## [DIRECTIONS]
Reproduce the part of the listing that opens with its first line and closes with the line containing "status-right: ▯ ◠", including both of those lines.

Source records
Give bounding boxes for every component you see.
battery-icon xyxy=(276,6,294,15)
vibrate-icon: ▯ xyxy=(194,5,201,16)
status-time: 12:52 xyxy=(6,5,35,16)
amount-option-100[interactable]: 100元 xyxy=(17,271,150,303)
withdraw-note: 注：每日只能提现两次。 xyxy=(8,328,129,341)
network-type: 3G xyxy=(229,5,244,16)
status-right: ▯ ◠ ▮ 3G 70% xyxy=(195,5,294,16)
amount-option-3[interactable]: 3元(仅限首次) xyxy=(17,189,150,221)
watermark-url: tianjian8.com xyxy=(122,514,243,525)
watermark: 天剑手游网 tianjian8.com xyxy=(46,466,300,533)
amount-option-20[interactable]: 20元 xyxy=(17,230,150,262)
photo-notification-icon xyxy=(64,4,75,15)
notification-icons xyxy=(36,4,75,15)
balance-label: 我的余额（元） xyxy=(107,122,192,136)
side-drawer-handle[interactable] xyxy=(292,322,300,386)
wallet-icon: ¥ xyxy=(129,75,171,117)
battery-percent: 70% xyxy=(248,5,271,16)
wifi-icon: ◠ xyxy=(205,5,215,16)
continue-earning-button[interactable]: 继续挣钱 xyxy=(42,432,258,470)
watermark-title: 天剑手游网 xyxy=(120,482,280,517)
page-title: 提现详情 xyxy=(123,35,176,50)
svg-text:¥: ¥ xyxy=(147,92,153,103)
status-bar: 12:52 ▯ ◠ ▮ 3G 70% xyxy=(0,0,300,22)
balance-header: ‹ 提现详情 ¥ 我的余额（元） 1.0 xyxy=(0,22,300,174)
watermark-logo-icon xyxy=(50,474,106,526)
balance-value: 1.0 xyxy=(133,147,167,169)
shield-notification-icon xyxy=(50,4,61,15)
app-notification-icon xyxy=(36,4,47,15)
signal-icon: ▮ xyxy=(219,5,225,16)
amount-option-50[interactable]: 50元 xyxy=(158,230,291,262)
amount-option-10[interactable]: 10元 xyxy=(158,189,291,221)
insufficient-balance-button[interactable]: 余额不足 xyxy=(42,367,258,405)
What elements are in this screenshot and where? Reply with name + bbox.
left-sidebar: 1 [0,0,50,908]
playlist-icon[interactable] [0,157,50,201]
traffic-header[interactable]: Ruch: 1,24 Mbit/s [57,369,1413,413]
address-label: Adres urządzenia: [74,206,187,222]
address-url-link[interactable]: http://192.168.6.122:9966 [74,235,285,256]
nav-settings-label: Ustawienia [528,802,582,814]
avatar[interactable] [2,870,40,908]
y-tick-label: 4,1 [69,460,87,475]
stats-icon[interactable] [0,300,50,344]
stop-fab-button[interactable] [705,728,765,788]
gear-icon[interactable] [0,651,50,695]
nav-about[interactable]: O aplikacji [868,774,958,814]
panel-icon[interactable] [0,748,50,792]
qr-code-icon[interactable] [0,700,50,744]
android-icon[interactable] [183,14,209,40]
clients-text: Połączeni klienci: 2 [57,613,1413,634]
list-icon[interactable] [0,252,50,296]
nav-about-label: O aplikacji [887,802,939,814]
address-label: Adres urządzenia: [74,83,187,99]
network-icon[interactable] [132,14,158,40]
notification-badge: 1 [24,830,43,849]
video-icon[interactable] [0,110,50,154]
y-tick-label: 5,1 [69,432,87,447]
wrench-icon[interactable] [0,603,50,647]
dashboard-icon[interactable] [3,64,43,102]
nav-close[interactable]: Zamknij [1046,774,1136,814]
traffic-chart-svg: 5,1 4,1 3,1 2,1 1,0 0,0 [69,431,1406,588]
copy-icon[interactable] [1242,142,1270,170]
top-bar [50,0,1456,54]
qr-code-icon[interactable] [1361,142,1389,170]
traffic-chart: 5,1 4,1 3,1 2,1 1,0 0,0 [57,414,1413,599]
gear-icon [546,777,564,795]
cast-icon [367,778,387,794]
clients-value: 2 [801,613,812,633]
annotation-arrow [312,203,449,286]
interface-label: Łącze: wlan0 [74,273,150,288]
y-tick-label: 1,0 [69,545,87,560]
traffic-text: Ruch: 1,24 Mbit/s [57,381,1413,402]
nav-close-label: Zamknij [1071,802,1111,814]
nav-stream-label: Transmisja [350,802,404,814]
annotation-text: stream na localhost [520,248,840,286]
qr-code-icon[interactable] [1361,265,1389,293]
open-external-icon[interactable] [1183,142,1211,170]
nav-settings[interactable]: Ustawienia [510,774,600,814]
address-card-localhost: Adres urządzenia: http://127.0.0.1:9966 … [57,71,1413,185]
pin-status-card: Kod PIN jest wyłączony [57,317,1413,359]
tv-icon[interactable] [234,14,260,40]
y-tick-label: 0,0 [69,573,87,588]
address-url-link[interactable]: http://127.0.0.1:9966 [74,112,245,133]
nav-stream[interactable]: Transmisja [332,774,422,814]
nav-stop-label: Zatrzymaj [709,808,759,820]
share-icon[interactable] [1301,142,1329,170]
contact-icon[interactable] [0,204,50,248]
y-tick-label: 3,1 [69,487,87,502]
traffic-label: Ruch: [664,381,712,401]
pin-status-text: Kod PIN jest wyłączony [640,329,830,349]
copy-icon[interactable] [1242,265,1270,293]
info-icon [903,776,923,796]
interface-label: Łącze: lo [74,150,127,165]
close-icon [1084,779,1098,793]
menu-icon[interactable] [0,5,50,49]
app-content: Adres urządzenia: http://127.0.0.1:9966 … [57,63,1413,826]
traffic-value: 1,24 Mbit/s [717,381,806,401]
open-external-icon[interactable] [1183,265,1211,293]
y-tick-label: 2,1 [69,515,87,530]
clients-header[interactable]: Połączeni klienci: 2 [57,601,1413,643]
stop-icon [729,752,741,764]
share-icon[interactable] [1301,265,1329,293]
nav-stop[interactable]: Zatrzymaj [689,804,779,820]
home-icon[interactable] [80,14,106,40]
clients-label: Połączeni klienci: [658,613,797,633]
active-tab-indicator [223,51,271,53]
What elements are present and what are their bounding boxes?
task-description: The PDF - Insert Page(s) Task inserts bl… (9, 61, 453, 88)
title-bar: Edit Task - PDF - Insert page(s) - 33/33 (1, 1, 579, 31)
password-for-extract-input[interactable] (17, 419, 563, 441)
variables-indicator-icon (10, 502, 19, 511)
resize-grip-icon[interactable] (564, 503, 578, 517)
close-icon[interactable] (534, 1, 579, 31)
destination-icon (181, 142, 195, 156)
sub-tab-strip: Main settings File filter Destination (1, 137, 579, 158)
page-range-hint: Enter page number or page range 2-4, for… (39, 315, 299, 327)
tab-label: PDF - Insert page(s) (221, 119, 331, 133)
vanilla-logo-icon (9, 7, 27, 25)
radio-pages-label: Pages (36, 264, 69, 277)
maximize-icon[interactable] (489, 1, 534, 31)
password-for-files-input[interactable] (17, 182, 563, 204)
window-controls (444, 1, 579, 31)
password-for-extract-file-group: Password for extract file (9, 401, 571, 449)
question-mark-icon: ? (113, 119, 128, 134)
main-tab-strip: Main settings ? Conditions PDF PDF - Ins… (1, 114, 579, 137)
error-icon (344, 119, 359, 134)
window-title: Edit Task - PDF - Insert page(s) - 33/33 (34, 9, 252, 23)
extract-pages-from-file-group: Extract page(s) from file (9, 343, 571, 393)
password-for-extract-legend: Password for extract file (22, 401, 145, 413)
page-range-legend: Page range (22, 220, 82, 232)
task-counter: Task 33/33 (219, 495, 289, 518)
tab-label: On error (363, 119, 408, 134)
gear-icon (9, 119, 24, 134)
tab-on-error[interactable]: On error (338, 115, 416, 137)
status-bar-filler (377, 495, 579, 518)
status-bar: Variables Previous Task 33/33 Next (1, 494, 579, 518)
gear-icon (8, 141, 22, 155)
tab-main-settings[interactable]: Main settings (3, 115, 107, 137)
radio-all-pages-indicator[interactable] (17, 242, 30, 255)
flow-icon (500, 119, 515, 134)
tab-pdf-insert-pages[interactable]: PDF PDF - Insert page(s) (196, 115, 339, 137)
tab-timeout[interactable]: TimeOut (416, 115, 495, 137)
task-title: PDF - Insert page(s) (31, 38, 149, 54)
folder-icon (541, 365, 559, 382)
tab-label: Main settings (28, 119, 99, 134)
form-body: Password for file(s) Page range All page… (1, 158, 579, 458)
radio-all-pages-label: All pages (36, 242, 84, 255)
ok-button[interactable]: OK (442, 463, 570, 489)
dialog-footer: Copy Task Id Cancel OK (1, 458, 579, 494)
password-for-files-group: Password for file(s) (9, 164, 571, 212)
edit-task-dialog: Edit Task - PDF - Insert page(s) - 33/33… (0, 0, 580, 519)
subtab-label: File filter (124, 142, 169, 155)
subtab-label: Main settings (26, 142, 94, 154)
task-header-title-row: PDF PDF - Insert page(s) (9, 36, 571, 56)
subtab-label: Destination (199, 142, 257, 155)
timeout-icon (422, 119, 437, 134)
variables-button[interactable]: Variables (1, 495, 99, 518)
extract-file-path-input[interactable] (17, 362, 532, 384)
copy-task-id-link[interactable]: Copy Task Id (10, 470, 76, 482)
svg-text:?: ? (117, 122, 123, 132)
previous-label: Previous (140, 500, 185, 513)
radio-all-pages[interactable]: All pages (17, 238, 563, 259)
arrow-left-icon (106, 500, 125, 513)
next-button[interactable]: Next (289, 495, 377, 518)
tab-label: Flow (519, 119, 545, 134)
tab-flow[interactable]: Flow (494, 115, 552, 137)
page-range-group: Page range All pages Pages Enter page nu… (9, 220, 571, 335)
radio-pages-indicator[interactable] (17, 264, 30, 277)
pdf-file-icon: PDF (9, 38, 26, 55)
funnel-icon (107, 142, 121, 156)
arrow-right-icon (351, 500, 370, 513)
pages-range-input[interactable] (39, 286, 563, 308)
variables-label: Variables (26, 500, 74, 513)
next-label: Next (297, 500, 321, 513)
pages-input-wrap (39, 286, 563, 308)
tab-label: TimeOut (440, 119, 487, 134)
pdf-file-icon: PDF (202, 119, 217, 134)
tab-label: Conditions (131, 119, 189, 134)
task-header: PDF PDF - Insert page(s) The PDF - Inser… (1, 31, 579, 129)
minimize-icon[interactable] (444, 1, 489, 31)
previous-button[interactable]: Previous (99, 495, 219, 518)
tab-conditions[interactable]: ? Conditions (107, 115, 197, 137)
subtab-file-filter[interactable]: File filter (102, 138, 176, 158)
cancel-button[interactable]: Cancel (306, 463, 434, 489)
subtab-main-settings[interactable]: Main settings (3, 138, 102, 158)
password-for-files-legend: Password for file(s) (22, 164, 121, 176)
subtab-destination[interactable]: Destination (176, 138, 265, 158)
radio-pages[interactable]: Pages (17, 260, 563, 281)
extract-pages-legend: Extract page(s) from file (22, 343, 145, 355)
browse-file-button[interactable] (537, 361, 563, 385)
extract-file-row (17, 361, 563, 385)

## [CORRECT OUTPUT]
Give bounding boxes for every component you see.
battery-icon xyxy=(276,6,294,15)
vibrate-icon: ▯ xyxy=(194,5,201,16)
status-time: 12:52 xyxy=(6,5,35,16)
amount-option-100[interactable]: 100元 xyxy=(17,271,150,303)
withdraw-note: 注：每日只能提现两次。 xyxy=(8,328,129,341)
network-type: 3G xyxy=(229,5,244,16)
status-right: ▯ ◠ ▮ 3G 70% xyxy=(195,5,294,16)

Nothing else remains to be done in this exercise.